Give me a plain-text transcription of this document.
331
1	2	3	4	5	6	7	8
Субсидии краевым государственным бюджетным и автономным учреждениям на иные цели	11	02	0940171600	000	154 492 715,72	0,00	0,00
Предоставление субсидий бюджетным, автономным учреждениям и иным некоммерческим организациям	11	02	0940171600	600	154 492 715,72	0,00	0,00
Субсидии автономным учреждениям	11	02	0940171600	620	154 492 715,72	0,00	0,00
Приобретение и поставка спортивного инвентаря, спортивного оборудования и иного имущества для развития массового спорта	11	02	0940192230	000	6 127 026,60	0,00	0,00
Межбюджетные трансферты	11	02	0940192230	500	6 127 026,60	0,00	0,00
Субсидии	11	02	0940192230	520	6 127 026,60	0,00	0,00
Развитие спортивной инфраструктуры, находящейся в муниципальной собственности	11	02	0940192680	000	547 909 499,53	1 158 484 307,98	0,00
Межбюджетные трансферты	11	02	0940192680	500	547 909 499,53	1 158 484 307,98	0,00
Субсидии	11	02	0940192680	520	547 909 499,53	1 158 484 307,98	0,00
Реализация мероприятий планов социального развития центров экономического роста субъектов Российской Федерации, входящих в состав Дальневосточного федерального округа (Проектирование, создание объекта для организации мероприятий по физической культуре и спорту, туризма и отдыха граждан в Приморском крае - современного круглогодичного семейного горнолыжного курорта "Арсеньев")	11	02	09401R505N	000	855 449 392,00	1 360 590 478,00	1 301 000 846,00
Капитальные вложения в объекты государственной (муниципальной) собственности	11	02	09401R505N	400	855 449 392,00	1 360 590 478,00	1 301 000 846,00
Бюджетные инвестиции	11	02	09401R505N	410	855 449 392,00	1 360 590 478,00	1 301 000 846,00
◇ ◇ ◇ ◇
What you will do: Your task is to extract all of the records exactly.

The response:
Give me a plain-text transcription of this document.
331
1	2	3	4	5	6	7	8
Субсидии краевым государственным бюджетным и автономным учреждениям на иные цели	11	02	0940171600	000	154 492 715,72	0,00	0,00
Предоставление субсидий бюджетным, автономным учреждениям и иным некоммерческим организациям	11	02	0940171600	600	154 492 715,72	0,00	0,00
Субсидии автономным учреждениям	11	02	0940171600	620	154 492 715,72	0,00	0,00
Приобретение и поставка спортивного инвентаря, спортивного оборудования и иного имущества для развития массового спорта	11	02	0940192230	000	6 127 026,60	0,00	0,00
Межбюджетные трансферты	11	02	0940192230	500	6 127 026,60	0,00	0,00
Субсидии	11	02	0940192230	520	6 127 026,60	0,00	0,00
Развитие спортивной инфраструктуры, находящейся в муниципальной собственности	11	02	0940192680	000	547 909 499,53	1 158 484 307,98	0,00
Межбюджетные трансферты	11	02	0940192680	500	547 909 499,53	1 158 484 307,98	0,00
Субсидии	11	02	0940192680	520	547 909 499,53	1 158 484 307,98	0,00
Реализация мероприятий планов социального развития центров экономического роста субъектов Российской Федерации, входящих в состав Дальневосточного федерального округа (Проектирование, создание объекта для организации мероприятий по физической культуре и спорту, туризма и отдыха граждан в Приморском крае - современного круглогодичного семейного горнолыжного курорта "Арсеньев")	11	02	09401R505N	000	855 449 392,00	1 360 590 478,00	1 301 000 846,00
Капитальные вложения в объекты государственной (муниципальной) собственности	11	02	09401R505N	400	855 449 392,00	1 360 590 478,00	1 301 000 846,00
Бюджетные инвестиции	11	02	09401R505N	410	855 449 392,00	1 360 590 478,00	1 301 000 846,00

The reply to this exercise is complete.